Given data:
※

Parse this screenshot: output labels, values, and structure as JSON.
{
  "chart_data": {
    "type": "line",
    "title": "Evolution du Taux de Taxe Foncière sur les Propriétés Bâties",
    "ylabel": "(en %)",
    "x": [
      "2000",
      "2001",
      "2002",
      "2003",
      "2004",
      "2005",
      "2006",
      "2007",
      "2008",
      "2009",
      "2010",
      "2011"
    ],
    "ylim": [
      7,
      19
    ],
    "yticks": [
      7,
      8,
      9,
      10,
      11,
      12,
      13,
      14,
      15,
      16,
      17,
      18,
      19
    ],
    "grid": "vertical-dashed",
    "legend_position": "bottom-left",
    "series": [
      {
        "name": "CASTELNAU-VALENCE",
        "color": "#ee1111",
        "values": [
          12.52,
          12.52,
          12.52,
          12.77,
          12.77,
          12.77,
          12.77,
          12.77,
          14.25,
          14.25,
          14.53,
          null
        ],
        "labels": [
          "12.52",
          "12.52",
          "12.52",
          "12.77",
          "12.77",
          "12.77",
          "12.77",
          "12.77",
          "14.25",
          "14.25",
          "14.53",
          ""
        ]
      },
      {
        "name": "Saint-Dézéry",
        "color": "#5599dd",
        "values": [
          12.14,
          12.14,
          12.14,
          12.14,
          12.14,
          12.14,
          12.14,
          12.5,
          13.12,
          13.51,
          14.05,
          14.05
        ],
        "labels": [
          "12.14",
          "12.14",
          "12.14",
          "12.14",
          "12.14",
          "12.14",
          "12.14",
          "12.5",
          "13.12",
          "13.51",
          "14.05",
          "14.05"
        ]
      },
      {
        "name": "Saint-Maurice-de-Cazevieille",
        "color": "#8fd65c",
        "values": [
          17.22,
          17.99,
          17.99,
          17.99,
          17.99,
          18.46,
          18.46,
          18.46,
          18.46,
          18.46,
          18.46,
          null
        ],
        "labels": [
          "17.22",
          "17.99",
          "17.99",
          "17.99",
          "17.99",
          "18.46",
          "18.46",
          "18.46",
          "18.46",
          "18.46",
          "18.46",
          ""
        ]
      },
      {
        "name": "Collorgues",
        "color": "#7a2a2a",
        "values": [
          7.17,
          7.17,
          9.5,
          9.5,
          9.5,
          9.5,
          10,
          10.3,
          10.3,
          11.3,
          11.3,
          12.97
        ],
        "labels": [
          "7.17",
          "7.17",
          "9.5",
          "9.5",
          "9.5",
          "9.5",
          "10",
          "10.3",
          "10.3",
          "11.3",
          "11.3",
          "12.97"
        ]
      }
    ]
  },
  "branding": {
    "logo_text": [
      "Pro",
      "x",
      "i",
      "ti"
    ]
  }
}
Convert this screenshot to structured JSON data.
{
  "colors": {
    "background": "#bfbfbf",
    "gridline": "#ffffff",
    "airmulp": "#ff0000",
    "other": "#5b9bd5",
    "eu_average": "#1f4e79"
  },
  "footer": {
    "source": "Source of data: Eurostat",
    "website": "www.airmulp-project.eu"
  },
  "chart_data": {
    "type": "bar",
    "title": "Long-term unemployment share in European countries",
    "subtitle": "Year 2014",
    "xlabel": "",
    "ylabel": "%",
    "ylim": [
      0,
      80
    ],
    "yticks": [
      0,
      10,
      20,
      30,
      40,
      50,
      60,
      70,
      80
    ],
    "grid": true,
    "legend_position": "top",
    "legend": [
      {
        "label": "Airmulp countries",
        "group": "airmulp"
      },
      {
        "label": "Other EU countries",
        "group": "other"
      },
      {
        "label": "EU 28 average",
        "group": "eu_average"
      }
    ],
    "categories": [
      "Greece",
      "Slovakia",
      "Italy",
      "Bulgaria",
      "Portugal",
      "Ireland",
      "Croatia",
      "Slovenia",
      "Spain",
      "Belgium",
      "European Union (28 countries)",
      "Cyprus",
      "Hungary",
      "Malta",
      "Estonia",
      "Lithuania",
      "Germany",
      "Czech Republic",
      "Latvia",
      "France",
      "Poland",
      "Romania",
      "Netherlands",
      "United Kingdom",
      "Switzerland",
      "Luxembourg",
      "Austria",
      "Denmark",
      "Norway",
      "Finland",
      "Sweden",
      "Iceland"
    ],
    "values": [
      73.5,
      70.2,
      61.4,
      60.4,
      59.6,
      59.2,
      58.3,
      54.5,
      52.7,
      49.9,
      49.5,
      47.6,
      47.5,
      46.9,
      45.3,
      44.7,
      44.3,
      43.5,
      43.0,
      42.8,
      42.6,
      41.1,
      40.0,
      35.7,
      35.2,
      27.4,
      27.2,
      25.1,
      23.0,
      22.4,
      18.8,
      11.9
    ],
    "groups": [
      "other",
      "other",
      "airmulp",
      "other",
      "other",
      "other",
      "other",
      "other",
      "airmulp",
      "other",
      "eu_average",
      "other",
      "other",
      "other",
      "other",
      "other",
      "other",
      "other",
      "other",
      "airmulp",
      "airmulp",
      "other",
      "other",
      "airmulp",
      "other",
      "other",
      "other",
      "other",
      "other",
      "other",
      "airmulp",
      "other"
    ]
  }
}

※

State, as a bare number, how many lines of the listing hold the word "this".

2